Given request: Give only the number of lines that hold the word "travaux".

[start Exercise inputs]

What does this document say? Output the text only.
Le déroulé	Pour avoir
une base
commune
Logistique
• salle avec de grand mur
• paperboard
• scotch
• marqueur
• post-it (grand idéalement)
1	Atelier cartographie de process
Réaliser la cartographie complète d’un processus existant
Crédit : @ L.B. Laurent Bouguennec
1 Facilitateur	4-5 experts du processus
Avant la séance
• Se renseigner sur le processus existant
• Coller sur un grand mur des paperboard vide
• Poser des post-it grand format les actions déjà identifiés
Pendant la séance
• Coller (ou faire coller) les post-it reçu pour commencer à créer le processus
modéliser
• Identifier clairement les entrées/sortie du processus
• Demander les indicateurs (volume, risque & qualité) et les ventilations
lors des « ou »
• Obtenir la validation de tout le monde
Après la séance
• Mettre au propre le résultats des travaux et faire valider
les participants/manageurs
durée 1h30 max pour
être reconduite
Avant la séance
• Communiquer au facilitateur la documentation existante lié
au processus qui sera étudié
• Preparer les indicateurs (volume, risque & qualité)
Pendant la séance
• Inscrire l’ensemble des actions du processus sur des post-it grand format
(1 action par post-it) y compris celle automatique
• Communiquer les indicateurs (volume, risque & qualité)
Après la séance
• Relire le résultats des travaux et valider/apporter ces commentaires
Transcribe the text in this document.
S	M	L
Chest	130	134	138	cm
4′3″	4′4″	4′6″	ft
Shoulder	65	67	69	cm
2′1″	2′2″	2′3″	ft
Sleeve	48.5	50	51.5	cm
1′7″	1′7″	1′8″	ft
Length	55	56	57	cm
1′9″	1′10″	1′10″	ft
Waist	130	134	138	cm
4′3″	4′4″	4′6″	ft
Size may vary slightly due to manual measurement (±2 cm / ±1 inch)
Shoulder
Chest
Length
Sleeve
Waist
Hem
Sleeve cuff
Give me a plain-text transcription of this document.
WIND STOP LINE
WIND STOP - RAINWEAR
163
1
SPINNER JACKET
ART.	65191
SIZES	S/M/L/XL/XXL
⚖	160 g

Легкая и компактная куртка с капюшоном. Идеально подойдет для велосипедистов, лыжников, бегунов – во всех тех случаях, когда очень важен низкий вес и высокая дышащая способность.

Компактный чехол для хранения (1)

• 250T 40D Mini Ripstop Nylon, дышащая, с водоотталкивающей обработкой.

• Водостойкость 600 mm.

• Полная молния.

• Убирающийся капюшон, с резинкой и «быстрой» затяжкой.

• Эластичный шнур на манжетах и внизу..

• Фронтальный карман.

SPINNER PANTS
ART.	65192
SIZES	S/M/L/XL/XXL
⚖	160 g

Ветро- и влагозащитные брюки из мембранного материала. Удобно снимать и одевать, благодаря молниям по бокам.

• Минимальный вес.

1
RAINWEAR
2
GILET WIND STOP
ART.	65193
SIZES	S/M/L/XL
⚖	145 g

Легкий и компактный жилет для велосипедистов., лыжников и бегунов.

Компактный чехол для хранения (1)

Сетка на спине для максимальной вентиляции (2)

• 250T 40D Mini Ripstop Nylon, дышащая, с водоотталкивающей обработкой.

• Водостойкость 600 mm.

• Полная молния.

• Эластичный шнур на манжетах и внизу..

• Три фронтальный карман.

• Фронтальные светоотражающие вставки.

[end Exercise inputs]

Answer below: 2